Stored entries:

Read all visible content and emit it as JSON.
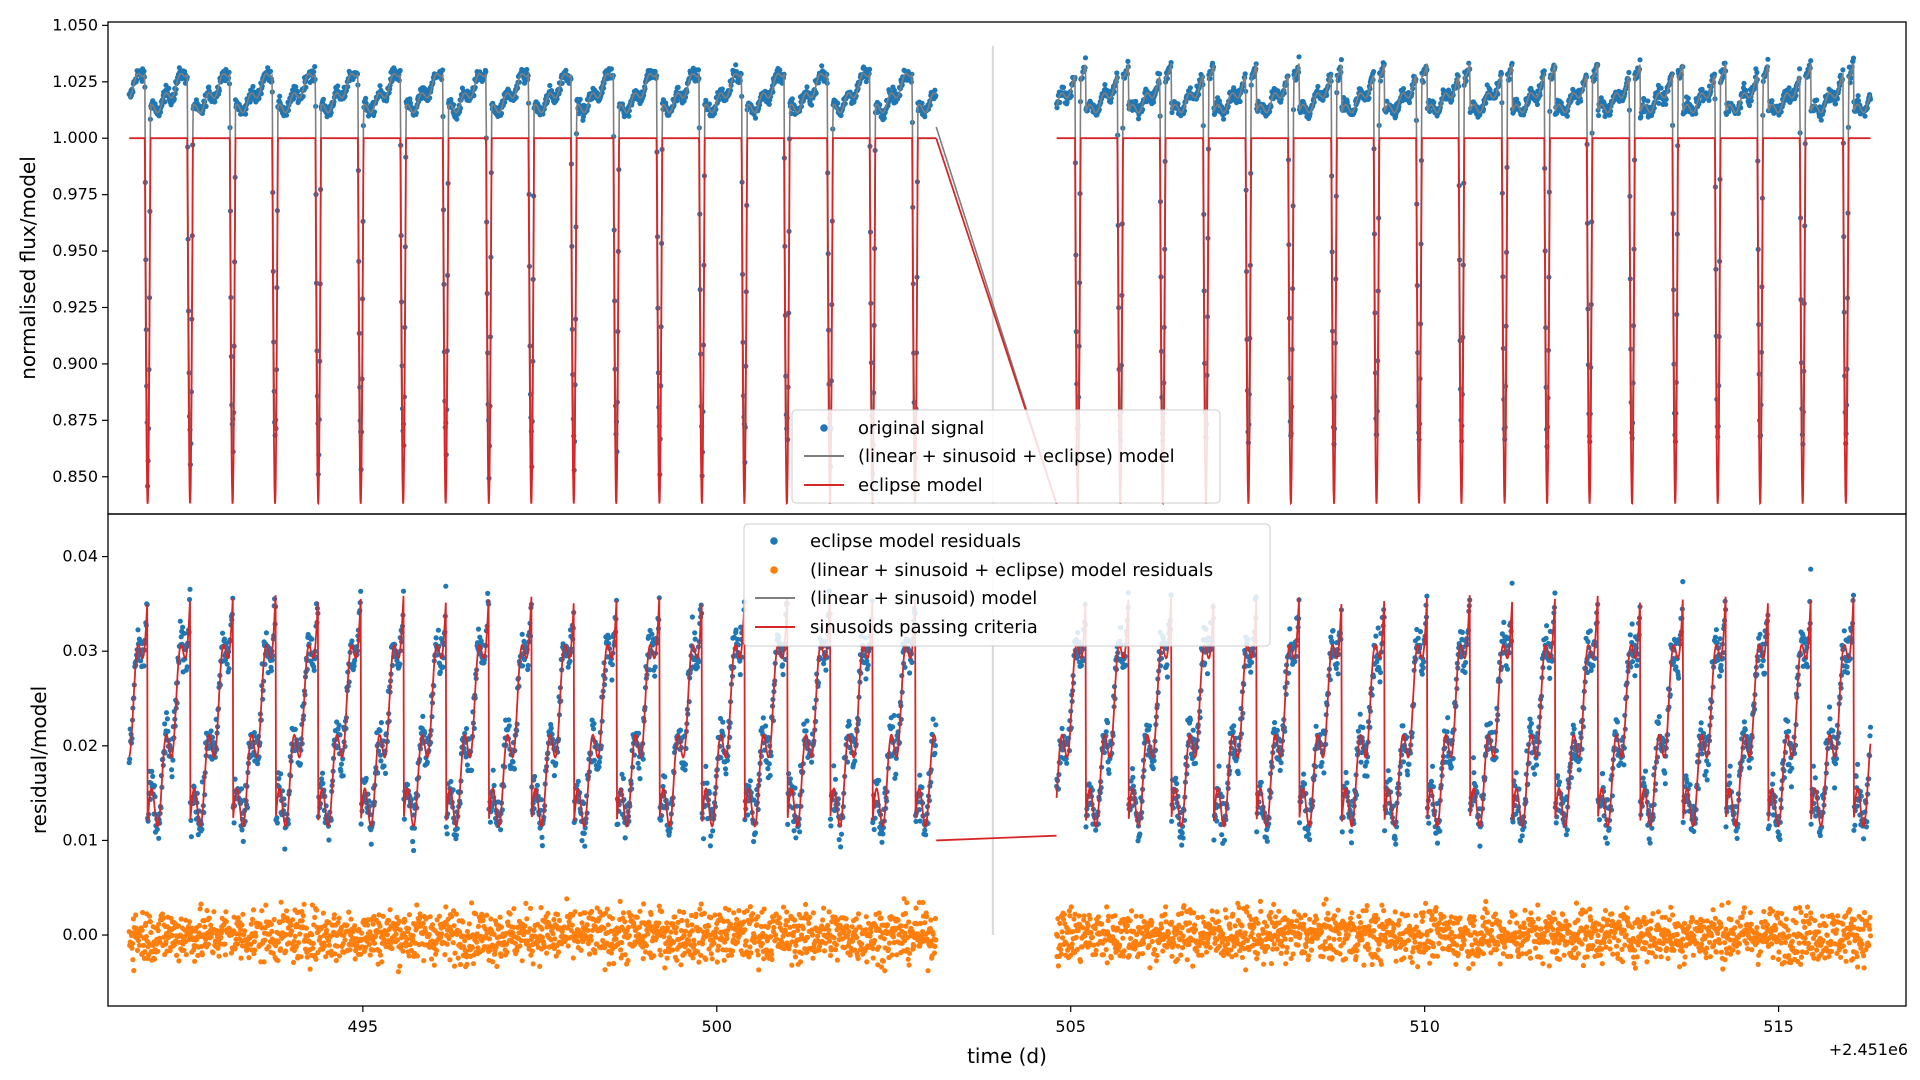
{
  "chart_data": [
    {
      "type": "scatter",
      "panel": "top",
      "ylabel": "normalised flux/model",
      "xlim": [
        491.4,
        516.8
      ],
      "ylim": [
        0.8335,
        1.0515
      ],
      "yticks": [
        0.85,
        0.875,
        0.9,
        0.925,
        0.95,
        0.975,
        1.0,
        1.025,
        1.05
      ],
      "ytick_labels": [
        "0.850",
        "0.875",
        "0.900",
        "0.925",
        "0.950",
        "0.975",
        "1.000",
        "1.025",
        "1.050"
      ],
      "legend_location": "lower center",
      "gap": [
        503.1,
        504.8
      ],
      "vertical_marker_x": 503.9,
      "period": 0.6025,
      "segments": [
        {
          "start": 491.7,
          "end": 503.1,
          "eclipses": [
            491.96,
            492.56,
            493.16,
            493.76,
            494.37,
            494.97,
            495.57,
            496.17,
            496.78,
            497.38,
            497.98,
            498.58,
            499.19,
            499.79,
            500.39,
            500.99,
            501.6,
            502.2,
            502.8
          ]
        },
        {
          "start": 504.8,
          "end": 516.3,
          "eclipses": [
            505.1,
            505.7,
            506.3,
            506.91,
            507.51,
            508.11,
            508.72,
            509.32,
            509.92,
            510.52,
            511.13,
            511.73,
            512.33,
            512.93,
            513.54,
            514.14,
            514.74,
            515.34,
            515.95
          ]
        }
      ],
      "eclipse_depth_min": 0.838,
      "baseline": 1.0,
      "series": [
        {
          "name": "original signal",
          "kind": "scatter",
          "color": "#1f77b4",
          "range": [
            0.838,
            1.041
          ]
        },
        {
          "name": "(linear + sinusoid + eclipse) model",
          "kind": "line",
          "color": "#7f7f7f"
        },
        {
          "name": "eclipse model",
          "kind": "line",
          "color": "#d62728",
          "value_out_of_eclipse": 1.0
        }
      ]
    },
    {
      "type": "scatter",
      "panel": "bottom",
      "xlabel": "time (d)",
      "ylabel": "residual/model",
      "x_offset_label": "+2.451e6",
      "xlim": [
        491.4,
        516.8
      ],
      "ylim": [
        -0.0075,
        0.0445
      ],
      "xticks": [
        495,
        500,
        505,
        510,
        515
      ],
      "xtick_labels": [
        "495",
        "500",
        "505",
        "510",
        "515"
      ],
      "yticks": [
        0.0,
        0.01,
        0.02,
        0.03,
        0.04
      ],
      "ytick_labels": [
        "0.00",
        "0.01",
        "0.02",
        "0.03",
        "0.04"
      ],
      "legend_location": "upper center",
      "gap": [
        503.1,
        504.8
      ],
      "vertical_marker_x": 503.9,
      "residual_level_in_gap": [
        0.01,
        0.0105
      ],
      "series": [
        {
          "name": "eclipse model residuals",
          "kind": "scatter",
          "color": "#1f77b4",
          "range": [
            0.009,
            0.041
          ]
        },
        {
          "name": "(linear + sinusoid + eclipse) model residuals",
          "kind": "scatter",
          "color": "#ff7f0e",
          "range": [
            -0.005,
            0.005
          ]
        },
        {
          "name": "(linear + sinusoid) model",
          "kind": "line",
          "color": "#7f7f7f"
        },
        {
          "name": "sinusoids passing criteria",
          "kind": "line",
          "color": "#d62728",
          "range": [
            0.012,
            0.036
          ]
        }
      ]
    }
  ]
}
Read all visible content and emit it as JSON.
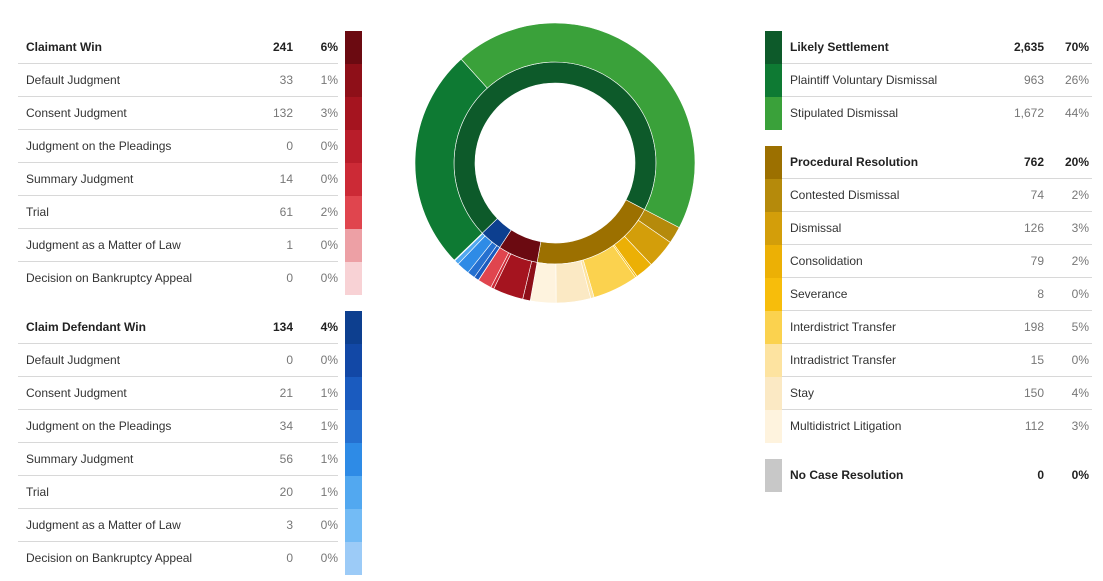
{
  "left_groups": [
    {
      "name": "Claimant Win",
      "count": "241",
      "percent": "6%",
      "color": "#6b0a11",
      "items": [
        {
          "label": "Default Judgment",
          "count": "33",
          "percent": "1%",
          "color": "#8e0f18"
        },
        {
          "label": "Consent Judgment",
          "count": "132",
          "percent": "3%",
          "color": "#a5141f"
        },
        {
          "label": "Judgment on the Pleadings",
          "count": "0",
          "percent": "0%",
          "color": "#b91d2a"
        },
        {
          "label": "Summary Judgment",
          "count": "14",
          "percent": "0%",
          "color": "#cc2a36"
        },
        {
          "label": "Trial",
          "count": "61",
          "percent": "2%",
          "color": "#e0454e"
        },
        {
          "label": "Judgment as a Matter of Law",
          "count": "1",
          "percent": "0%",
          "color": "#eda0a5"
        },
        {
          "label": "Decision on Bankruptcy Appeal",
          "count": "0",
          "percent": "0%",
          "color": "#f8d2d5"
        }
      ]
    },
    {
      "name": "Claim Defendant Win",
      "count": "134",
      "percent": "4%",
      "color": "#0d3f8f",
      "items": [
        {
          "label": "Default Judgment",
          "count": "0",
          "percent": "0%",
          "color": "#1248a6"
        },
        {
          "label": "Consent Judgment",
          "count": "21",
          "percent": "1%",
          "color": "#1a5bbf"
        },
        {
          "label": "Judgment on the Pleadings",
          "count": "34",
          "percent": "1%",
          "color": "#2570d0"
        },
        {
          "label": "Summary Judgment",
          "count": "56",
          "percent": "1%",
          "color": "#2e8be6"
        },
        {
          "label": "Trial",
          "count": "20",
          "percent": "1%",
          "color": "#52a8f0"
        },
        {
          "label": "Judgment as a Matter of Law",
          "count": "3",
          "percent": "0%",
          "color": "#73bbf5"
        },
        {
          "label": "Decision on Bankruptcy Appeal",
          "count": "0",
          "percent": "0%",
          "color": "#9ccbf7"
        }
      ]
    }
  ],
  "right_groups": [
    {
      "name": "Likely Settlement",
      "count": "2,635",
      "percent": "70%",
      "color": "#0d5a2a",
      "items": [
        {
          "label": "Plaintiff Voluntary Dismissal",
          "count": "963",
          "percent": "26%",
          "color": "#0e7a33"
        },
        {
          "label": "Stipulated Dismissal",
          "count": "1,672",
          "percent": "44%",
          "color": "#3aa13a"
        }
      ]
    },
    {
      "name": "Procedural Resolution",
      "count": "762",
      "percent": "20%",
      "color": "#9c7000",
      "items": [
        {
          "label": "Contested Dismissal",
          "count": "74",
          "percent": "2%",
          "color": "#b58a0b"
        },
        {
          "label": "Dismissal",
          "count": "126",
          "percent": "3%",
          "color": "#d39e0a"
        },
        {
          "label": "Consolidation",
          "count": "79",
          "percent": "2%",
          "color": "#ecb005"
        },
        {
          "label": "Severance",
          "count": "8",
          "percent": "0%",
          "color": "#f7bd0b"
        },
        {
          "label": "Interdistrict Transfer",
          "count": "198",
          "percent": "5%",
          "color": "#fbd24e"
        },
        {
          "label": "Intradistrict Transfer",
          "count": "15",
          "percent": "0%",
          "color": "#fde3a0"
        },
        {
          "label": "Stay",
          "count": "150",
          "percent": "4%",
          "color": "#fbe9c4"
        },
        {
          "label": "Multidistrict Litigation",
          "count": "112",
          "percent": "3%",
          "color": "#fef3de"
        }
      ]
    },
    {
      "name": "No Case Resolution",
      "count": "0",
      "percent": "0%",
      "color": "#c8c8c8",
      "items": []
    }
  ],
  "chart_data": {
    "type": "pie",
    "style": "two-ring donut (inner ring = categories, outer ring = subcategories)",
    "inner": [
      {
        "label": "Likely Settlement",
        "value": 2635,
        "color": "#0d5a2a"
      },
      {
        "label": "Procedural Resolution",
        "value": 762,
        "color": "#9c7000"
      },
      {
        "label": "Claimant Win",
        "value": 241,
        "color": "#6b0a11"
      },
      {
        "label": "Claim Defendant Win",
        "value": 134,
        "color": "#0d3f8f"
      },
      {
        "label": "No Case Resolution",
        "value": 0,
        "color": "#c8c8c8"
      }
    ],
    "outer": [
      {
        "label": "Plaintiff Voluntary Dismissal",
        "value": 963,
        "color": "#0e7a33"
      },
      {
        "label": "Stipulated Dismissal",
        "value": 1672,
        "color": "#3aa13a"
      },
      {
        "label": "Contested Dismissal",
        "value": 74,
        "color": "#b58a0b"
      },
      {
        "label": "Dismissal",
        "value": 126,
        "color": "#d39e0a"
      },
      {
        "label": "Consolidation",
        "value": 79,
        "color": "#ecb005"
      },
      {
        "label": "Severance",
        "value": 8,
        "color": "#f7bd0b"
      },
      {
        "label": "Interdistrict Transfer",
        "value": 198,
        "color": "#fbd24e"
      },
      {
        "label": "Intradistrict Transfer",
        "value": 15,
        "color": "#fde3a0"
      },
      {
        "label": "Stay",
        "value": 150,
        "color": "#fbe9c4"
      },
      {
        "label": "Multidistrict Litigation",
        "value": 112,
        "color": "#fef3de"
      },
      {
        "label": "Default Judgment",
        "value": 33,
        "color": "#8e0f18"
      },
      {
        "label": "Consent Judgment",
        "value": 132,
        "color": "#a5141f"
      },
      {
        "label": "Judgment on the Pleadings",
        "value": 0,
        "color": "#b91d2a"
      },
      {
        "label": "Summary Judgment",
        "value": 14,
        "color": "#cc2a36"
      },
      {
        "label": "Trial",
        "value": 61,
        "color": "#e0454e"
      },
      {
        "label": "Judgment as a Matter of Law",
        "value": 1,
        "color": "#eda0a5"
      },
      {
        "label": "Decision on Bankruptcy Appeal",
        "value": 0,
        "color": "#f8d2d5"
      },
      {
        "label": "Default Judgment",
        "value": 0,
        "color": "#1248a6"
      },
      {
        "label": "Consent Judgment",
        "value": 21,
        "color": "#1a5bbf"
      },
      {
        "label": "Judgment on the Pleadings",
        "value": 34,
        "color": "#2570d0"
      },
      {
        "label": "Summary Judgment",
        "value": 56,
        "color": "#2e8be6"
      },
      {
        "label": "Trial",
        "value": 20,
        "color": "#52a8f0"
      },
      {
        "label": "Judgment as a Matter of Law",
        "value": 3,
        "color": "#73bbf5"
      },
      {
        "label": "Decision on Bankruptcy Appeal",
        "value": 0,
        "color": "#9ccbf7"
      }
    ]
  }
}
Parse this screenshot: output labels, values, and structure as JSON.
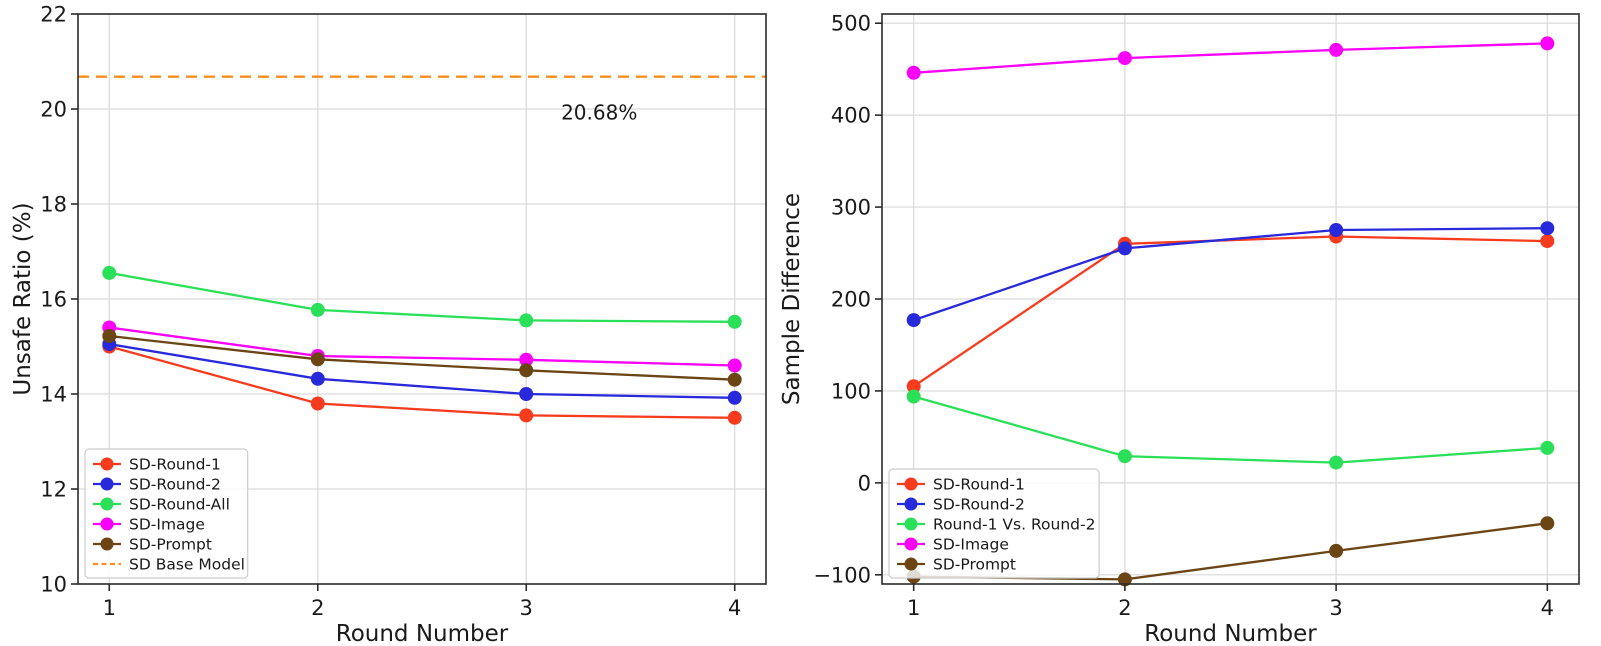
{
  "figure": {
    "background": "#ffffff",
    "grid_color": "#d9d9d9",
    "spine_color": "#2b2b2b",
    "legend_border_color": "#cccccc"
  },
  "chart_data": [
    {
      "type": "line",
      "title": "",
      "xlabel": "Round Number",
      "ylabel": "Unsafe Ratio (%)",
      "x": [
        1,
        2,
        3,
        4
      ],
      "xticks": [
        1,
        2,
        3,
        4
      ],
      "yticks": [
        10,
        12,
        14,
        16,
        18,
        20,
        22
      ],
      "xlim": [
        0.85,
        4.15
      ],
      "ylim": [
        10,
        22
      ],
      "grid": true,
      "legend_position": "lower-left",
      "series": [
        {
          "name": "SD-Round-1",
          "color": "#f73b1f",
          "marker": "circle",
          "values": [
            15.0,
            13.8,
            13.55,
            13.5
          ]
        },
        {
          "name": "SD-Round-2",
          "color": "#2929dc",
          "marker": "circle",
          "values": [
            15.05,
            14.32,
            14.0,
            13.92
          ]
        },
        {
          "name": "SD-Round-All",
          "color": "#2ae058",
          "marker": "circle",
          "values": [
            16.55,
            15.77,
            15.55,
            15.52
          ]
        },
        {
          "name": "SD-Image",
          "color": "#fa00fa",
          "marker": "circle",
          "values": [
            15.4,
            14.8,
            14.72,
            14.6
          ]
        },
        {
          "name": "SD-Prompt",
          "color": "#6b4514",
          "marker": "circle",
          "values": [
            15.22,
            14.73,
            14.5,
            14.3
          ]
        }
      ],
      "baseline": {
        "name": "SD Base Model",
        "value": 20.68,
        "color": "#ff8c1e",
        "style": "dashed",
        "annotation": "20.68%",
        "annotation_x": 3.35,
        "annotation_y": 19.93
      }
    },
    {
      "type": "line",
      "title": "",
      "xlabel": "Round Number",
      "ylabel": "Sample Difference",
      "x": [
        1,
        2,
        3,
        4
      ],
      "xticks": [
        1,
        2,
        3,
        4
      ],
      "yticks": [
        -100,
        0,
        100,
        200,
        300,
        400,
        500
      ],
      "xlim": [
        0.85,
        4.15
      ],
      "ylim": [
        -110,
        510
      ],
      "grid": true,
      "legend_position": "lower-left",
      "series": [
        {
          "name": "SD-Round-1",
          "color": "#f73b1f",
          "marker": "circle",
          "values": [
            105,
            260,
            268,
            263
          ]
        },
        {
          "name": "SD-Round-2",
          "color": "#2929dc",
          "marker": "circle",
          "values": [
            177,
            255,
            275,
            277
          ]
        },
        {
          "name": "Round-1 Vs. Round-2",
          "color": "#2ae058",
          "marker": "circle",
          "values": [
            94,
            29,
            22,
            38
          ]
        },
        {
          "name": "SD-Image",
          "color": "#fa00fa",
          "marker": "circle",
          "values": [
            446,
            462,
            471,
            478
          ]
        },
        {
          "name": "SD-Prompt",
          "color": "#6b4514",
          "marker": "circle",
          "values": [
            -102,
            -105,
            -74,
            -44
          ]
        }
      ]
    }
  ]
}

• _Short task_: Reproduce every line from the entries that holds the word "Contested".

• _Expected answer_:
          "label": "Contested Dismissal",
        "label": "Contested Dismissal",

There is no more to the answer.